### Task statement
Give every entry again, word for word and in full.
═════ Data shown
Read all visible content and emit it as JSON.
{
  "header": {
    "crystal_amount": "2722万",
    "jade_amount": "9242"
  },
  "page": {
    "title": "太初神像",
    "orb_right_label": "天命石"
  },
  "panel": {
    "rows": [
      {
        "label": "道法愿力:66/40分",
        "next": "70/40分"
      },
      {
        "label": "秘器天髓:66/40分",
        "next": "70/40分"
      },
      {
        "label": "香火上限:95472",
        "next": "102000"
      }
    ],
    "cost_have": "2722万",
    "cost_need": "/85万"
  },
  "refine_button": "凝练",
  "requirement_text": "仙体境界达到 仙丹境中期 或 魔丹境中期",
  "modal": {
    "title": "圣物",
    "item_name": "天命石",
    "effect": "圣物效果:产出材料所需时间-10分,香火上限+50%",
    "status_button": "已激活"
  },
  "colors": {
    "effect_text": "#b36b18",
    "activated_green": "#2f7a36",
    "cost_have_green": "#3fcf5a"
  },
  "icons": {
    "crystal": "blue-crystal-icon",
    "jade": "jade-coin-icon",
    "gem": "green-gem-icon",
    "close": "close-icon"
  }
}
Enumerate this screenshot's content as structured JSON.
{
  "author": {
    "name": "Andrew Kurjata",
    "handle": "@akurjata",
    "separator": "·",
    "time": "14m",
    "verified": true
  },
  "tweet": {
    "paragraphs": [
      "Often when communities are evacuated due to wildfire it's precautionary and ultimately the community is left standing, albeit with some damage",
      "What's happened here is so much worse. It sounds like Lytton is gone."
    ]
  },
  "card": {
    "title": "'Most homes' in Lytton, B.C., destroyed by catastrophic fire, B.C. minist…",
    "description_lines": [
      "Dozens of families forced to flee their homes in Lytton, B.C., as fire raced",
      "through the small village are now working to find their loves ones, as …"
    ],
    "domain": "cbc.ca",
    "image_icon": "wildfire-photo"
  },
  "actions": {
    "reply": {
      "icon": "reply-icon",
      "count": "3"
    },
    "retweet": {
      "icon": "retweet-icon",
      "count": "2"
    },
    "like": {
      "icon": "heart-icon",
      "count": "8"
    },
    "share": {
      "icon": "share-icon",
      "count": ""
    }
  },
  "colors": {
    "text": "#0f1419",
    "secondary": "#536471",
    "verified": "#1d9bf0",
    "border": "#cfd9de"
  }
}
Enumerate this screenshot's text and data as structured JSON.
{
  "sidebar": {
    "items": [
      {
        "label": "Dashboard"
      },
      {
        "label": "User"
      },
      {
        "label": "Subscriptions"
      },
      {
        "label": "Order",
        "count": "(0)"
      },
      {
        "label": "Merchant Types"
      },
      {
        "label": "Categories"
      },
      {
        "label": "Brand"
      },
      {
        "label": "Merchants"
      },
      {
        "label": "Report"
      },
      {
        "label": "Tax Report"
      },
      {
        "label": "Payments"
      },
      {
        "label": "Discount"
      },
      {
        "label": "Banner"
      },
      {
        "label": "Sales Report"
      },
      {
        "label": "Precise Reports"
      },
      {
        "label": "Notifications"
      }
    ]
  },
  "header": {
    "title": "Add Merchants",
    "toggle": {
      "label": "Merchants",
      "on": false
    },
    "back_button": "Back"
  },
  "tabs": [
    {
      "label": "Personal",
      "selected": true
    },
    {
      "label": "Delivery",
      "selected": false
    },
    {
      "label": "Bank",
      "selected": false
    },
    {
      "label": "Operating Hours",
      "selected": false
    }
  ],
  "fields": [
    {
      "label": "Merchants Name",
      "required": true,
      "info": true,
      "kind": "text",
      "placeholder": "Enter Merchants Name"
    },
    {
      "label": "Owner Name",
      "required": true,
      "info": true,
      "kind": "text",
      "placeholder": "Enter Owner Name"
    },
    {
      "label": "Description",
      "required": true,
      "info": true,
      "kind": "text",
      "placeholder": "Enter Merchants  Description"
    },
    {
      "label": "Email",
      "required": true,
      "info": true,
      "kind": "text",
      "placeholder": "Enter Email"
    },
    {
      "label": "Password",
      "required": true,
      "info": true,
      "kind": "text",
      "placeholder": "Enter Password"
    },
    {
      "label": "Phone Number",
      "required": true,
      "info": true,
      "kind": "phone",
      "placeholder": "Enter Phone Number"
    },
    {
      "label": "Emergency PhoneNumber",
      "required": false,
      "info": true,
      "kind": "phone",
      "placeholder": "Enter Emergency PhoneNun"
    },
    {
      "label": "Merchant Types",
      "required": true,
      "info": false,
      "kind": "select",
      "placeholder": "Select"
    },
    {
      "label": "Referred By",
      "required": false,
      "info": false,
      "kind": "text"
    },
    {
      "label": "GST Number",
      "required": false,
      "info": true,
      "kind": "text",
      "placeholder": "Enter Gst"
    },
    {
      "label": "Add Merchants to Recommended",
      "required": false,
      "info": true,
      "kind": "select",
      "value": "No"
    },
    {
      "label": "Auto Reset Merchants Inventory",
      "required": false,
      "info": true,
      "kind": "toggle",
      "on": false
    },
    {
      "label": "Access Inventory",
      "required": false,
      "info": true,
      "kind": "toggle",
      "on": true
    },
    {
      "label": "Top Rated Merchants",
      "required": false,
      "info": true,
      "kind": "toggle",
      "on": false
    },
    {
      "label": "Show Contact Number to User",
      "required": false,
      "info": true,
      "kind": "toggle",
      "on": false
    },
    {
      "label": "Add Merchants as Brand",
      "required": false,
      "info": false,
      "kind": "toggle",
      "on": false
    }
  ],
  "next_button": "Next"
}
══════════
### The result
Read all visible content and emit it as JSON.
{
  "header": {
    "crystal_amount": "2722万",
    "jade_amount": "9242"
  },
  "page": {
    "title": "太初神像",
    "orb_right_label": "天命石"
  },
  "panel": {
    "rows": [
      {
        "label": "道法愿力:66/40分",
        "next": "70/40分"
      },
      {
        "label": "秘器天髓:66/40分",
        "next": "70/40分"
      },
      {
        "label": "香火上限:95472",
        "next": "102000"
      }
    ],
    "cost_have": "2722万",
    "cost_need": "/85万"
  },
  "refine_button": "凝练",
  "requirement_text": "仙体境界达到 仙丹境中期 或 魔丹境中期",
  "modal": {
    "title": "圣物",
    "item_name": "天命石",
    "effect": "圣物效果:产出材料所需时间-10分,香火上限+50%",
    "status_button": "已激活"
  },
  "colors": {
    "effect_text": "#b36b18",
    "activated_green": "#2f7a36",
    "cost_have_green": "#3fcf5a"
  },
  "icons": {
    "crystal": "blue-crystal-icon",
    "jade": "jade-coin-icon",
    "gem": "green-gem-icon",
    "close": "close-icon"
  }
}
Enumerate this screenshot's content as structured JSON.
{
  "author": {
    "name": "Andrew Kurjata",
    "handle": "@akurjata",
    "separator": "·",
    "time": "14m",
    "verified": true
  },
  "tweet": {
    "paragraphs": [
      "Often when communities are evacuated due to wildfire it's precautionary and ultimately the community is left standing, albeit with some damage",
      "What's happened here is so much worse. It sounds like Lytton is gone."
    ]
  },
  "card": {
    "title": "'Most homes' in Lytton, B.C., destroyed by catastrophic fire, B.C. minist…",
    "description_lines": [
      "Dozens of families forced to flee their homes in Lytton, B.C., as fire raced",
      "through the small village are now working to find their loves ones, as …"
    ],
    "domain": "cbc.ca",
    "image_icon": "wildfire-photo"
  },
  "actions": {
    "reply": {
      "icon": "reply-icon",
      "count": "3"
    },
    "retweet": {
      "icon": "retweet-icon",
      "count": "2"
    },
    "like": {
      "icon": "heart-icon",
      "count": "8"
    },
    "share": {
      "icon": "share-icon",
      "count": ""
    }
  },
  "colors": {
    "text": "#0f1419",
    "secondary": "#536471",
    "verified": "#1d9bf0",
    "border": "#cfd9de"
  }
}
Enumerate this screenshot's text and data as structured JSON.
{
  "sidebar": {
    "items": [
      {
        "label": "Dashboard"
      },
      {
        "label": "User"
      },
      {
        "label": "Subscriptions"
      },
      {
        "label": "Order",
        "count": "(0)"
      },
      {
        "label": "Merchant Types"
      },
      {
        "label": "Categories"
      },
      {
        "label": "Brand"
      },
      {
        "label": "Merchants"
      },
      {
        "label": "Report"
      },
      {
        "label": "Tax Report"
      },
      {
        "label": "Payments"
      },
      {
        "label": "Discount"
      },
      {
        "label": "Banner"
      },
      {
        "label": "Sales Report"
      },
      {
        "label": "Precise Reports"
      },
      {
        "label": "Notifications"
      }
    ]
  },
  "header": {
    "title": "Add Merchants",
    "toggle": {
      "label": "Merchants",
      "on": false
    },
    "back_button": "Back"
  },
  "tabs": [
    {
      "label": "Personal",
      "selected": true
    },
    {
      "label": "Delivery",
      "selected": false
    },
    {
      "label": "Bank",
      "selected": false
    },
    {
      "label": "Operating Hours",
      "selected": false
    }
  ],
  "fields": [
    {
      "label": "Merchants Name",
      "required": true,
      "info": true,
      "kind": "text",
      "placeholder": "Enter Merchants Name"
    },
    {
      "label": "Owner Name",
      "required": true,
      "info": true,
      "kind": "text",
      "placeholder": "Enter Owner Name"
    },
    {
      "label": "Description",
      "required": true,
      "info": true,
      "kind": "text",
      "placeholder": "Enter Merchants  Description"
    },
    {
      "label": "Email",
      "required": true,
      "info": true,
      "kind": "text",
      "placeholder": "Enter Email"
    },
    {
      "label": "Password",
      "required": true,
      "info": true,
      "kind": "text",
      "placeholder": "Enter Password"
    },
    {
      "label": "Phone Number",
      "required": true,
      "info": true,
      "kind": "phone",
      "placeholder": "Enter Phone Number"
    },
    {
      "label": "Emergency PhoneNumber",
      "required": false,
      "info": true,
      "kind": "phone",
      "placeholder": "Enter Emergency PhoneNun"
    },
    {
      "label": "Merchant Types",
      "required": true,
      "info": false,
      "kind": "select",
      "placeholder": "Select"
    },
    {
      "label": "Referred By",
      "required": false,
      "info": false,
      "kind": "text"
    },
    {
      "label": "GST Number",
      "required": false,
      "info": true,
      "kind": "text",
      "placeholder": "Enter Gst"
    },
    {
      "label": "Add Merchants to Recommended",
      "required": false,
      "info": true,
      "kind": "select",
      "value": "No"
    },
    {
      "label": "Auto Reset Merchants Inventory",
      "required": false,
      "info": true,
      "kind": "toggle",
      "on": false
    },
    {
      "label": "Access Inventory",
      "required": false,
      "info": true,
      "kind": "toggle",
      "on": true
    },
    {
      "label": "Top Rated Merchants",
      "required": false,
      "info": true,
      "kind": "toggle",
      "on": false
    },
    {
      "label": "Show Contact Number to User",
      "required": false,
      "info": true,
      "kind": "toggle",
      "on": false
    },
    {
      "label": "Add Merchants as Brand",
      "required": false,
      "info": false,
      "kind": "toggle",
      "on": false
    }
  ],
  "next_button": "Next"
}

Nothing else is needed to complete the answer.